Edit the data so that every "mic-muted-icon" becomes "microphone-muted-icon", and leave everything else unchanged.

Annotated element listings
++++

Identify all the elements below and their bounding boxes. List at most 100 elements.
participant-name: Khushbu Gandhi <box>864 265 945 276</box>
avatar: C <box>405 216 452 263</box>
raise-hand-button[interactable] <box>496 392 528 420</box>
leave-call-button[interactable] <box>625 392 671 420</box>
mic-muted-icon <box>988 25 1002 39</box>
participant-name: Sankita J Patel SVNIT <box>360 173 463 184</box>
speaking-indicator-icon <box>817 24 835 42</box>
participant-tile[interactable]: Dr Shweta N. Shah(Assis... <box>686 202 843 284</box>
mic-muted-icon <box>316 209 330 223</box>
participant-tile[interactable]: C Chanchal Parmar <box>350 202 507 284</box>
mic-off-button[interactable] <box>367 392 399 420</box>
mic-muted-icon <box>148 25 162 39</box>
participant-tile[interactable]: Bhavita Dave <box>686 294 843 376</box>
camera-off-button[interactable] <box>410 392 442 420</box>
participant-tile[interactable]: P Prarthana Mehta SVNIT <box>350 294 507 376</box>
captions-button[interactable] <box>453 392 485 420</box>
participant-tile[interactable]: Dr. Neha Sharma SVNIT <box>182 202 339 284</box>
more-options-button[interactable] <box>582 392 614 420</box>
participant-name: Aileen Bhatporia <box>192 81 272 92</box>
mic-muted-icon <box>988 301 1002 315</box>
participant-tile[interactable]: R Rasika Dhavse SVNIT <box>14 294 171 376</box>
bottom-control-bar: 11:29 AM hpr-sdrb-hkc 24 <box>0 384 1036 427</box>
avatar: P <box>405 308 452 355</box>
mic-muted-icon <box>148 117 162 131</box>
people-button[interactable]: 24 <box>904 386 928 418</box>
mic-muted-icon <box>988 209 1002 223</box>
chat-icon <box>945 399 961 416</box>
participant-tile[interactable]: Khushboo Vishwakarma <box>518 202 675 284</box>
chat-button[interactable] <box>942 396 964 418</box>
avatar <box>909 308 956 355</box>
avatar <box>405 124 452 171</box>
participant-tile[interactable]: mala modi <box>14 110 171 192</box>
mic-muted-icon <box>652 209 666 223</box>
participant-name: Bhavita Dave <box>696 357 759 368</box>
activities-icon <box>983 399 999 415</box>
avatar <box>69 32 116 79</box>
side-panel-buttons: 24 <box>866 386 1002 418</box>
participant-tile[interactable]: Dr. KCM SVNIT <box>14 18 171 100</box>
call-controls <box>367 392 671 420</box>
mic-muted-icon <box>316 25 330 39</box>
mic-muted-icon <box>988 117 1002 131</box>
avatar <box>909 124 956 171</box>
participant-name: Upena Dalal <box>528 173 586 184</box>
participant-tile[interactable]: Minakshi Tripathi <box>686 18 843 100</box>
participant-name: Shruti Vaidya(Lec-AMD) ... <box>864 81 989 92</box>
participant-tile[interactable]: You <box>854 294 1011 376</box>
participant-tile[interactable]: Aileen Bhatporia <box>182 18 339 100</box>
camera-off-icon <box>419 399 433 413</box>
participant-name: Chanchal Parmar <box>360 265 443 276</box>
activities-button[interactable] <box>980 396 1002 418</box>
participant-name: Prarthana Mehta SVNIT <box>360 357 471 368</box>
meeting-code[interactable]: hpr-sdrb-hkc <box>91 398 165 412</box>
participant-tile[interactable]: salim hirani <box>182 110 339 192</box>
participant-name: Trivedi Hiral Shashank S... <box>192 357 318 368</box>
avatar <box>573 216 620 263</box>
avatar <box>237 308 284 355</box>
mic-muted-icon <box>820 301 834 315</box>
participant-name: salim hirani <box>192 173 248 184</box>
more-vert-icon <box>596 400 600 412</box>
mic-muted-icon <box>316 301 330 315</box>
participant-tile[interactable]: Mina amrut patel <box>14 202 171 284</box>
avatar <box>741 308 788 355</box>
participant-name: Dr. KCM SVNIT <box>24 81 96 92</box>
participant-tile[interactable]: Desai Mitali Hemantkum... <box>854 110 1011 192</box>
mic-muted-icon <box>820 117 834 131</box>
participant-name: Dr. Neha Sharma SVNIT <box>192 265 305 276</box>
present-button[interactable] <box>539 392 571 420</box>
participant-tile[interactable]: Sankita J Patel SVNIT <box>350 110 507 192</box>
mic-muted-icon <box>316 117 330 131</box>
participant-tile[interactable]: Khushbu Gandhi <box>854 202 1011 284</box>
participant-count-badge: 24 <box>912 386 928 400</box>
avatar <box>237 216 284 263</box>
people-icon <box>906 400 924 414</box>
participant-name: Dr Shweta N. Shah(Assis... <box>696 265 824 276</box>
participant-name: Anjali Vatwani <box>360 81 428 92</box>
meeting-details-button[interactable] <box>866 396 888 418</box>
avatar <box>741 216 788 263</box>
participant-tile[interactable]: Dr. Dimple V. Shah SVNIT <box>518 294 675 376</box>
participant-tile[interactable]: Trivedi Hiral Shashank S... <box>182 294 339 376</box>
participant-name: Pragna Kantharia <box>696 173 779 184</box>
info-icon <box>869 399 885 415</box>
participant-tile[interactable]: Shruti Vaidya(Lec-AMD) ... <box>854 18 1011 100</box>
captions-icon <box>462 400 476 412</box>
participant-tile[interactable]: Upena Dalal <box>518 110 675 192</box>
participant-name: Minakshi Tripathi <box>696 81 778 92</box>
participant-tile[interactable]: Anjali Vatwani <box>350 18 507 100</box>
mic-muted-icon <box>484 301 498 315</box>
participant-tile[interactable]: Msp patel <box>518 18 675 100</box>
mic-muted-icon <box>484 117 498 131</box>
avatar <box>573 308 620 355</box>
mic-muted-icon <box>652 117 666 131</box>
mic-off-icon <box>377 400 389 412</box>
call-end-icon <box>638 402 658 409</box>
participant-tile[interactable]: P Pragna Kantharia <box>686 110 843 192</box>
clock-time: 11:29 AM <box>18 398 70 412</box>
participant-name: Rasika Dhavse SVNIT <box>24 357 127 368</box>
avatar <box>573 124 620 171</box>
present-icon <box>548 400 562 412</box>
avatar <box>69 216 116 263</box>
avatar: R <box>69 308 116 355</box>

++++

» **Written solution**:
Identify all the elements below and their bounding boxes. List at most 100 elements.
participant-name: Khushbu Gandhi <box>864 265 945 276</box>
avatar: C <box>405 216 452 263</box>
raise-hand-button[interactable] <box>496 392 528 420</box>
leave-call-button[interactable] <box>625 392 671 420</box>
microphone-muted-icon <box>988 25 1002 39</box>
participant-name: Sankita J Patel SVNIT <box>360 173 463 184</box>
speaking-indicator-icon <box>817 24 835 42</box>
participant-tile[interactable]: Dr Shweta N. Shah(Assis... <box>686 202 843 284</box>
microphone-muted-icon <box>316 209 330 223</box>
participant-tile[interactable]: C Chanchal Parmar <box>350 202 507 284</box>
mic-off-button[interactable] <box>367 392 399 420</box>
microphone-muted-icon <box>148 25 162 39</box>
participant-tile[interactable]: Bhavita Dave <box>686 294 843 376</box>
camera-off-button[interactable] <box>410 392 442 420</box>
participant-tile[interactable]: P Prarthana Mehta SVNIT <box>350 294 507 376</box>
captions-button[interactable] <box>453 392 485 420</box>
participant-tile[interactable]: Dr. Neha Sharma SVNIT <box>182 202 339 284</box>
more-options-button[interactable] <box>582 392 614 420</box>
participant-name: Aileen Bhatporia <box>192 81 272 92</box>
microphone-muted-icon <box>988 301 1002 315</box>
participant-tile[interactable]: R Rasika Dhavse SVNIT <box>14 294 171 376</box>
bottom-control-bar: 11:29 AM hpr-sdrb-hkc 24 <box>0 384 1036 427</box>
avatar: P <box>405 308 452 355</box>
microphone-muted-icon <box>148 117 162 131</box>
people-button[interactable]: 24 <box>904 386 928 418</box>
microphone-muted-icon <box>988 209 1002 223</box>
chat-icon <box>945 399 961 416</box>
participant-tile[interactable]: Khushboo Vishwakarma <box>518 202 675 284</box>
chat-button[interactable] <box>942 396 964 418</box>
avatar <box>909 308 956 355</box>
avatar <box>405 124 452 171</box>
participant-tile[interactable]: mala modi <box>14 110 171 192</box>
microphone-muted-icon <box>652 209 666 223</box>
participant-name: Bhavita Dave <box>696 357 759 368</box>
activities-icon <box>983 399 999 415</box>
avatar <box>69 32 116 79</box>
side-panel-buttons: 24 <box>866 386 1002 418</box>
participant-tile[interactable]: Dr. KCM SVNIT <box>14 18 171 100</box>
call-controls <box>367 392 671 420</box>
microphone-muted-icon <box>316 25 330 39</box>
microphone-muted-icon <box>988 117 1002 131</box>
avatar <box>909 124 956 171</box>
participant-name: Upena Dalal <box>528 173 586 184</box>
participant-tile[interactable]: Minakshi Tripathi <box>686 18 843 100</box>
participant-name: Shruti Vaidya(Lec-AMD) ... <box>864 81 989 92</box>
participant-tile[interactable]: You <box>854 294 1011 376</box>
participant-tile[interactable]: Aileen Bhatporia <box>182 18 339 100</box>
camera-off-icon <box>419 399 433 413</box>
participant-name: Chanchal Parmar <box>360 265 443 276</box>
activities-button[interactable] <box>980 396 1002 418</box>
participant-name: Prarthana Mehta SVNIT <box>360 357 471 368</box>
meeting-code[interactable]: hpr-sdrb-hkc <box>91 398 165 412</box>
participant-tile[interactable]: salim hirani <box>182 110 339 192</box>
participant-name: Trivedi Hiral Shashank S... <box>192 357 318 368</box>
avatar <box>573 216 620 263</box>
avatar <box>237 308 284 355</box>
microphone-muted-icon <box>820 301 834 315</box>
participant-name: salim hirani <box>192 173 248 184</box>
more-vert-icon <box>596 400 600 412</box>
microphone-muted-icon <box>316 301 330 315</box>
participant-tile[interactable]: Mina amrut patel <box>14 202 171 284</box>
avatar <box>741 308 788 355</box>
participant-name: Dr. KCM SVNIT <box>24 81 96 92</box>
participant-tile[interactable]: Desai Mitali Hemantkum... <box>854 110 1011 192</box>
microphone-muted-icon <box>820 117 834 131</box>
participant-name: Dr. Neha Sharma SVNIT <box>192 265 305 276</box>
present-button[interactable] <box>539 392 571 420</box>
participant-tile[interactable]: Sankita J Patel SVNIT <box>350 110 507 192</box>
microphone-muted-icon <box>316 117 330 131</box>
participant-tile[interactable]: Khushbu Gandhi <box>854 202 1011 284</box>
participant-count-badge: 24 <box>912 386 928 400</box>
avatar <box>237 216 284 263</box>
people-icon <box>906 400 924 414</box>
participant-name: Dr Shweta N. Shah(Assis... <box>696 265 824 276</box>
participant-name: Anjali Vatwani <box>360 81 428 92</box>
meeting-details-button[interactable] <box>866 396 888 418</box>
avatar <box>741 216 788 263</box>
participant-tile[interactable]: Dr. Dimple V. Shah SVNIT <box>518 294 675 376</box>
participant-tile[interactable]: Trivedi Hiral Shashank S... <box>182 294 339 376</box>
participant-name: Pragna Kantharia <box>696 173 779 184</box>
info-icon <box>869 399 885 415</box>
participant-tile[interactable]: Shruti Vaidya(Lec-AMD) ... <box>854 18 1011 100</box>
captions-icon <box>462 400 476 412</box>
participant-tile[interactable]: Upena Dalal <box>518 110 675 192</box>
participant-name: Minakshi Tripathi <box>696 81 778 92</box>
participant-tile[interactable]: Anjali Vatwani <box>350 18 507 100</box>
microphone-muted-icon <box>484 301 498 315</box>
participant-tile[interactable]: Msp patel <box>518 18 675 100</box>
microphone-muted-icon <box>484 117 498 131</box>
avatar <box>573 308 620 355</box>
microphone-muted-icon <box>652 117 666 131</box>
mic-off-icon <box>377 400 389 412</box>
call-end-icon <box>638 402 658 409</box>
participant-tile[interactable]: P Pragna Kantharia <box>686 110 843 192</box>
clock-time: 11:29 AM <box>18 398 70 412</box>
participant-name: Rasika Dhavse SVNIT <box>24 357 127 368</box>
avatar <box>573 124 620 171</box>
present-icon <box>548 400 562 412</box>
avatar <box>69 216 116 263</box>
avatar: R <box>69 308 116 355</box>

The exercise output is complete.